▶ [Task directions]: Below are the records; reproduce all of them exactly but without any images.

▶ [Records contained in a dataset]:
- - -

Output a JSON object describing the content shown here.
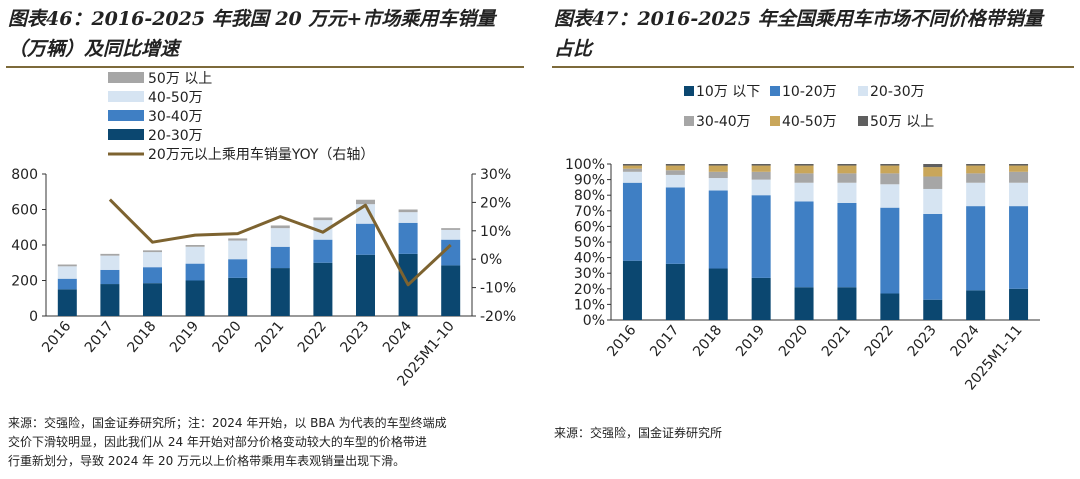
{
  "left_panel": {
    "title_line1": "图表46：2016-2025 年我国 20 万元+市场乘用车销量",
    "title_line2": "（万辆）及同比增速",
    "source_line1": "来源：交强险，国金证券研究所；注：2024 年开始，以 BBA 为代表的车型终端成",
    "source_line2": "交价下滑较明显，因此我们从 24 年开始对部分价格变动较大的车型的价格带进",
    "source_line3": "行重新划分，导致 2024 年 20 万元以上价格带乘用车表观销量出现下滑。"
  },
  "right_panel": {
    "title_line1": "图表47：2016-2025 年全国乘用车市场不同价格带销量",
    "title_line2": "占比",
    "source": "来源：交强险，国金证券研究所"
  },
  "colors": {
    "band_50_plus": "#a6a6a6",
    "band_40_50": "#d6e4f2",
    "band_30_40": "#3f7fc4",
    "band_20_30": "#0b4770",
    "yoy_line": "#7d6330",
    "below_10": "#0b4770",
    "band_10_20": "#3f7fc4",
    "band_20_30_light": "#d6e4f2",
    "band_30_40_gray": "#a6a6a6",
    "band_40_50_gold": "#c9a65a",
    "band_50_plus_dark": "#5f5f5f"
  },
  "chart_data": [
    {
      "type": "bar",
      "stacked": true,
      "categories": [
        "2016",
        "2017",
        "2018",
        "2019",
        "2020",
        "2021",
        "2022",
        "2023",
        "2024",
        "2025M1-10"
      ],
      "series": [
        {
          "name": "20-30万",
          "values": [
            150,
            180,
            185,
            200,
            215,
            270,
            300,
            345,
            350,
            285
          ]
        },
        {
          "name": "30-40万",
          "values": [
            60,
            80,
            90,
            95,
            105,
            120,
            130,
            175,
            175,
            145
          ]
        },
        {
          "name": "40-50万",
          "values": [
            70,
            80,
            85,
            95,
            105,
            105,
            110,
            110,
            60,
            55
          ]
        },
        {
          "name": "50万 以上",
          "values": [
            10,
            10,
            10,
            10,
            12,
            15,
            15,
            25,
            15,
            10
          ]
        }
      ],
      "line_series": {
        "name": "20万元以上乘用车销量YOY（右轴）",
        "values": [
          null,
          21,
          6,
          8.5,
          9,
          15,
          9.5,
          19,
          -9,
          5
        ]
      },
      "legend": [
        "50万 以上",
        "40-50万",
        "30-40万",
        "20-30万",
        "20万元以上乘用车销量YOY（右轴）"
      ],
      "y_ticks": [
        "0",
        "200",
        "400",
        "600",
        "800"
      ],
      "y2_ticks": [
        "-20%",
        "-10%",
        "0%",
        "10%",
        "20%",
        "30%"
      ],
      "ylim": [
        0,
        800
      ],
      "y2lim": [
        -20,
        30
      ]
    },
    {
      "type": "bar",
      "stacked": true,
      "percent": true,
      "categories": [
        "2016",
        "2017",
        "2018",
        "2019",
        "2020",
        "2021",
        "2022",
        "2023",
        "2024",
        "2025M1-11"
      ],
      "series": [
        {
          "name": "10万 以下",
          "values": [
            38,
            36,
            33,
            27,
            21,
            21,
            17,
            13,
            19,
            20
          ]
        },
        {
          "name": "10-20万",
          "values": [
            50,
            49,
            50,
            53,
            55,
            54,
            55,
            55,
            54,
            53
          ]
        },
        {
          "name": "20-30万",
          "values": [
            7,
            8,
            8,
            10,
            12,
            13,
            15,
            16,
            15,
            15
          ]
        },
        {
          "name": "30-40万",
          "values": [
            2,
            3,
            4,
            5,
            6,
            6,
            7,
            8,
            6,
            7
          ]
        },
        {
          "name": "40-50万",
          "values": [
            2,
            3,
            4,
            4,
            5,
            5,
            5,
            6,
            5,
            4
          ]
        },
        {
          "name": "50万 以上",
          "values": [
            1,
            1,
            1,
            1,
            1,
            1,
            1,
            2,
            1,
            1
          ]
        }
      ],
      "legend": [
        "10万 以下",
        "10-20万",
        "20-30万",
        "30-40万",
        "40-50万",
        "50万 以上"
      ],
      "y_ticks": [
        "0%",
        "10%",
        "20%",
        "30%",
        "40%",
        "50%",
        "60%",
        "70%",
        "80%",
        "90%",
        "100%"
      ],
      "ylim": [
        0,
        100
      ]
    }
  ]
}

- - -

▶ [Solution to the exercise]:
Output a JSON object describing the content shown here.
{
  "left_panel": {
    "title_line1": "图表46：2016-2025 年我国 20 万元+市场乘用车销量",
    "title_line2": "（万辆）及同比增速",
    "source_line1": "来源：交强险，国金证券研究所；注：2024 年开始，以 BBA 为代表的车型终端成",
    "source_line2": "交价下滑较明显，因此我们从 24 年开始对部分价格变动较大的车型的价格带进",
    "source_line3": "行重新划分，导致 2024 年 20 万元以上价格带乘用车表观销量出现下滑。"
  },
  "right_panel": {
    "title_line1": "图表47：2016-2025 年全国乘用车市场不同价格带销量",
    "title_line2": "占比",
    "source": "来源：交强险，国金证券研究所"
  },
  "colors": {
    "band_50_plus": "#a6a6a6",
    "band_40_50": "#d6e4f2",
    "band_30_40": "#3f7fc4",
    "band_20_30": "#0b4770",
    "yoy_line": "#7d6330",
    "below_10": "#0b4770",
    "band_10_20": "#3f7fc4",
    "band_20_30_light": "#d6e4f2",
    "band_30_40_gray": "#a6a6a6",
    "band_40_50_gold": "#c9a65a",
    "band_50_plus_dark": "#5f5f5f"
  },
  "chart_data": [
    {
      "type": "bar",
      "stacked": true,
      "categories": [
        "2016",
        "2017",
        "2018",
        "2019",
        "2020",
        "2021",
        "2022",
        "2023",
        "2024",
        "2025M1-10"
      ],
      "series": [
        {
          "name": "20-30万",
          "values": [
            150,
            180,
            185,
            200,
            215,
            270,
            300,
            345,
            350,
            285
          ]
        },
        {
          "name": "30-40万",
          "values": [
            60,
            80,
            90,
            95,
            105,
            120,
            130,
            175,
            175,
            145
          ]
        },
        {
          "name": "40-50万",
          "values": [
            70,
            80,
            85,
            95,
            105,
            105,
            110,
            110,
            60,
            55
          ]
        },
        {
          "name": "50万 以上",
          "values": [
            10,
            10,
            10,
            10,
            12,
            15,
            15,
            25,
            15,
            10
          ]
        }
      ],
      "line_series": {
        "name": "20万元以上乘用车销量YOY（右轴）",
        "values": [
          null,
          21,
          6,
          8.5,
          9,
          15,
          9.5,
          19,
          -9,
          5
        ]
      },
      "legend": [
        "50万 以上",
        "40-50万",
        "30-40万",
        "20-30万",
        "20万元以上乘用车销量YOY（右轴）"
      ],
      "y_ticks": [
        "0",
        "200",
        "400",
        "600",
        "800"
      ],
      "y2_ticks": [
        "-20%",
        "-10%",
        "0%",
        "10%",
        "20%",
        "30%"
      ],
      "ylim": [
        0,
        800
      ],
      "y2lim": [
        -20,
        30
      ]
    },
    {
      "type": "bar",
      "stacked": true,
      "percent": true,
      "categories": [
        "2016",
        "2017",
        "2018",
        "2019",
        "2020",
        "2021",
        "2022",
        "2023",
        "2024",
        "2025M1-11"
      ],
      "series": [
        {
          "name": "10万 以下",
          "values": [
            38,
            36,
            33,
            27,
            21,
            21,
            17,
            13,
            19,
            20
          ]
        },
        {
          "name": "10-20万",
          "values": [
            50,
            49,
            50,
            53,
            55,
            54,
            55,
            55,
            54,
            53
          ]
        },
        {
          "name": "20-30万",
          "values": [
            7,
            8,
            8,
            10,
            12,
            13,
            15,
            16,
            15,
            15
          ]
        },
        {
          "name": "30-40万",
          "values": [
            2,
            3,
            4,
            5,
            6,
            6,
            7,
            8,
            6,
            7
          ]
        },
        {
          "name": "40-50万",
          "values": [
            2,
            3,
            4,
            4,
            5,
            5,
            5,
            6,
            5,
            4
          ]
        },
        {
          "name": "50万 以上",
          "values": [
            1,
            1,
            1,
            1,
            1,
            1,
            1,
            2,
            1,
            1
          ]
        }
      ],
      "legend": [
        "10万 以下",
        "10-20万",
        "20-30万",
        "30-40万",
        "40-50万",
        "50万 以上"
      ],
      "y_ticks": [
        "0%",
        "10%",
        "20%",
        "30%",
        "40%",
        "50%",
        "60%",
        "70%",
        "80%",
        "90%",
        "100%"
      ],
      "ylim": [
        0,
        100
      ]
    }
  ]
}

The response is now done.